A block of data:
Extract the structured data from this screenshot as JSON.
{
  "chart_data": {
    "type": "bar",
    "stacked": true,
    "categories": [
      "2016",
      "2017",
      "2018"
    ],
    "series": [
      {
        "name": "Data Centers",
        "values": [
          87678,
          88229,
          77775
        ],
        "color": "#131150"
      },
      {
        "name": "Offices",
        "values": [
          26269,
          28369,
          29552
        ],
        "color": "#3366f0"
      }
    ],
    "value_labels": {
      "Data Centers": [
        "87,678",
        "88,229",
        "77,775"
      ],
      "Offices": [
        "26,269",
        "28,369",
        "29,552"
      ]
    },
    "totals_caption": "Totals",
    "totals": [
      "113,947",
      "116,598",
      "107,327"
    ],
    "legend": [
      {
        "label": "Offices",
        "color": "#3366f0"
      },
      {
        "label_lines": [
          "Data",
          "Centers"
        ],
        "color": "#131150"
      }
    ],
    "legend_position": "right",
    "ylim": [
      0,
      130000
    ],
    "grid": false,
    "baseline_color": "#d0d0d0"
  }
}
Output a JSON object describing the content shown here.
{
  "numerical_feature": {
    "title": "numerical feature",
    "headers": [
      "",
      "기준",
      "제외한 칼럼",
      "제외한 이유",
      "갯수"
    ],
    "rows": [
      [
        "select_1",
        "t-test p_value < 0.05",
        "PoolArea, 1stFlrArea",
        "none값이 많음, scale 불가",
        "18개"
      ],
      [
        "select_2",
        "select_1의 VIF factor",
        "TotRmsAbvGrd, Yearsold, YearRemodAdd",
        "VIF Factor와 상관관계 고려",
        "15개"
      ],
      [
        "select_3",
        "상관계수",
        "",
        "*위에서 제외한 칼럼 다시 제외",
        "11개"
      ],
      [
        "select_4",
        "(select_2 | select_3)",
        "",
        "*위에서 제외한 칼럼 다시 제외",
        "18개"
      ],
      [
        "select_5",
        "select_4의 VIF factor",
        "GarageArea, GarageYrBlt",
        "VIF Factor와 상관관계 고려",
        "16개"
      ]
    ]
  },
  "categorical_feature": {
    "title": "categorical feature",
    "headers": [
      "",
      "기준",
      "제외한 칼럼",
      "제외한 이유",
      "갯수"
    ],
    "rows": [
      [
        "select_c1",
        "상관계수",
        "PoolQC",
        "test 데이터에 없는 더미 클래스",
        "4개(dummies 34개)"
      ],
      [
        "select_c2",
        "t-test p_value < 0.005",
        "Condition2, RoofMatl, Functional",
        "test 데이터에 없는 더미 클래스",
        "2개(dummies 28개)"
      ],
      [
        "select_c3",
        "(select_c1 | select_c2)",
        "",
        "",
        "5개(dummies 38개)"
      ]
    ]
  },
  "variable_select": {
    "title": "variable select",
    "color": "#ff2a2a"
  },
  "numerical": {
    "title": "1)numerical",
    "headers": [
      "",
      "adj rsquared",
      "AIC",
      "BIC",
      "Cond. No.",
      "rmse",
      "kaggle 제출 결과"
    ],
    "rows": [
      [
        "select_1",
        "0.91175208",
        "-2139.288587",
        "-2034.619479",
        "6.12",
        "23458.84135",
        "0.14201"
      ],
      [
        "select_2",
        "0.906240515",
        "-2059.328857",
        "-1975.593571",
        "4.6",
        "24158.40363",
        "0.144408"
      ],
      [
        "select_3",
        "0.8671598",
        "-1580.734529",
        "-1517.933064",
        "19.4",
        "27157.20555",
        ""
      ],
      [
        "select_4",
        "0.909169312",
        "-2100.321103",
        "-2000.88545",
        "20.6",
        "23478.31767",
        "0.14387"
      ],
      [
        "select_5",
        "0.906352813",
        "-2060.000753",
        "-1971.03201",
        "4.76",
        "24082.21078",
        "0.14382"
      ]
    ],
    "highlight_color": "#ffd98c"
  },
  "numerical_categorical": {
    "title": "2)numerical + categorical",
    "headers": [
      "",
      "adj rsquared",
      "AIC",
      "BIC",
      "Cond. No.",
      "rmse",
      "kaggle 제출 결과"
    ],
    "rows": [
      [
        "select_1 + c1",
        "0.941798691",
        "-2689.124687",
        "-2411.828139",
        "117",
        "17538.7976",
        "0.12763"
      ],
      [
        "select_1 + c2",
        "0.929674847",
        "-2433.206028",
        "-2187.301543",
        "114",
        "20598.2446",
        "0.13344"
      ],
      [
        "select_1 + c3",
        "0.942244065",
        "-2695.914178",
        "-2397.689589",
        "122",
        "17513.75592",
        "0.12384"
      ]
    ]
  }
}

## OBJECTIVE
Make an exact copy of every entry.

## RESULT FOR THIS EXERCISE
Extract the structured data from this screenshot as JSON.
{
  "chart_data": {
    "type": "bar",
    "stacked": true,
    "categories": [
      "2016",
      "2017",
      "2018"
    ],
    "series": [
      {
        "name": "Data Centers",
        "values": [
          87678,
          88229,
          77775
        ],
        "color": "#131150"
      },
      {
        "name": "Offices",
        "values": [
          26269,
          28369,
          29552
        ],
        "color": "#3366f0"
      }
    ],
    "value_labels": {
      "Data Centers": [
        "87,678",
        "88,229",
        "77,775"
      ],
      "Offices": [
        "26,269",
        "28,369",
        "29,552"
      ]
    },
    "totals_caption": "Totals",
    "totals": [
      "113,947",
      "116,598",
      "107,327"
    ],
    "legend": [
      {
        "label": "Offices",
        "color": "#3366f0"
      },
      {
        "label_lines": [
          "Data",
          "Centers"
        ],
        "color": "#131150"
      }
    ],
    "legend_position": "right",
    "ylim": [
      0,
      130000
    ],
    "grid": false,
    "baseline_color": "#d0d0d0"
  }
}
Output a JSON object describing the content shown here.
{
  "numerical_feature": {
    "title": "numerical feature",
    "headers": [
      "",
      "기준",
      "제외한 칼럼",
      "제외한 이유",
      "갯수"
    ],
    "rows": [
      [
        "select_1",
        "t-test p_value < 0.05",
        "PoolArea, 1stFlrArea",
        "none값이 많음, scale 불가",
        "18개"
      ],
      [
        "select_2",
        "select_1의 VIF factor",
        "TotRmsAbvGrd, Yearsold, YearRemodAdd",
        "VIF Factor와 상관관계 고려",
        "15개"
      ],
      [
        "select_3",
        "상관계수",
        "",
        "*위에서 제외한 칼럼 다시 제외",
        "11개"
      ],
      [
        "select_4",
        "(select_2 | select_3)",
        "",
        "*위에서 제외한 칼럼 다시 제외",
        "18개"
      ],
      [
        "select_5",
        "select_4의 VIF factor",
        "GarageArea, GarageYrBlt",
        "VIF Factor와 상관관계 고려",
        "16개"
      ]
    ]
  },
  "categorical_feature": {
    "title": "categorical feature",
    "headers": [
      "",
      "기준",
      "제외한 칼럼",
      "제외한 이유",
      "갯수"
    ],
    "rows": [
      [
        "select_c1",
        "상관계수",
        "PoolQC",
        "test 데이터에 없는 더미 클래스",
        "4개(dummies 34개)"
      ],
      [
        "select_c2",
        "t-test p_value < 0.005",
        "Condition2, RoofMatl, Functional",
        "test 데이터에 없는 더미 클래스",
        "2개(dummies 28개)"
      ],
      [
        "select_c3",
        "(select_c1 | select_c2)",
        "",
        "",
        "5개(dummies 38개)"
      ]
    ]
  },
  "variable_select": {
    "title": "variable select",
    "color": "#ff2a2a"
  },
  "numerical": {
    "title": "1)numerical",
    "headers": [
      "",
      "adj rsquared",
      "AIC",
      "BIC",
      "Cond. No.",
      "rmse",
      "kaggle 제출 결과"
    ],
    "rows": [
      [
        "select_1",
        "0.91175208",
        "-2139.288587",
        "-2034.619479",
        "6.12",
        "23458.84135",
        "0.14201"
      ],
      [
        "select_2",
        "0.906240515",
        "-2059.328857",
        "-1975.593571",
        "4.6",
        "24158.40363",
        "0.144408"
      ],
      [
        "select_3",
        "0.8671598",
        "-1580.734529",
        "-1517.933064",
        "19.4",
        "27157.20555",
        ""
      ],
      [
        "select_4",
        "0.909169312",
        "-2100.321103",
        "-2000.88545",
        "20.6",
        "23478.31767",
        "0.14387"
      ],
      [
        "select_5",
        "0.906352813",
        "-2060.000753",
        "-1971.03201",
        "4.76",
        "24082.21078",
        "0.14382"
      ]
    ],
    "highlight_color": "#ffd98c"
  },
  "numerical_categorical": {
    "title": "2)numerical + categorical",
    "headers": [
      "",
      "adj rsquared",
      "AIC",
      "BIC",
      "Cond. No.",
      "rmse",
      "kaggle 제출 결과"
    ],
    "rows": [
      [
        "select_1 + c1",
        "0.941798691",
        "-2689.124687",
        "-2411.828139",
        "117",
        "17538.7976",
        "0.12763"
      ],
      [
        "select_1 + c2",
        "0.929674847",
        "-2433.206028",
        "-2187.301543",
        "114",
        "20598.2446",
        "0.13344"
      ],
      [
        "select_1 + c3",
        "0.942244065",
        "-2695.914178",
        "-2397.689589",
        "122",
        "17513.75592",
        "0.12384"
      ]
    ]
  }
}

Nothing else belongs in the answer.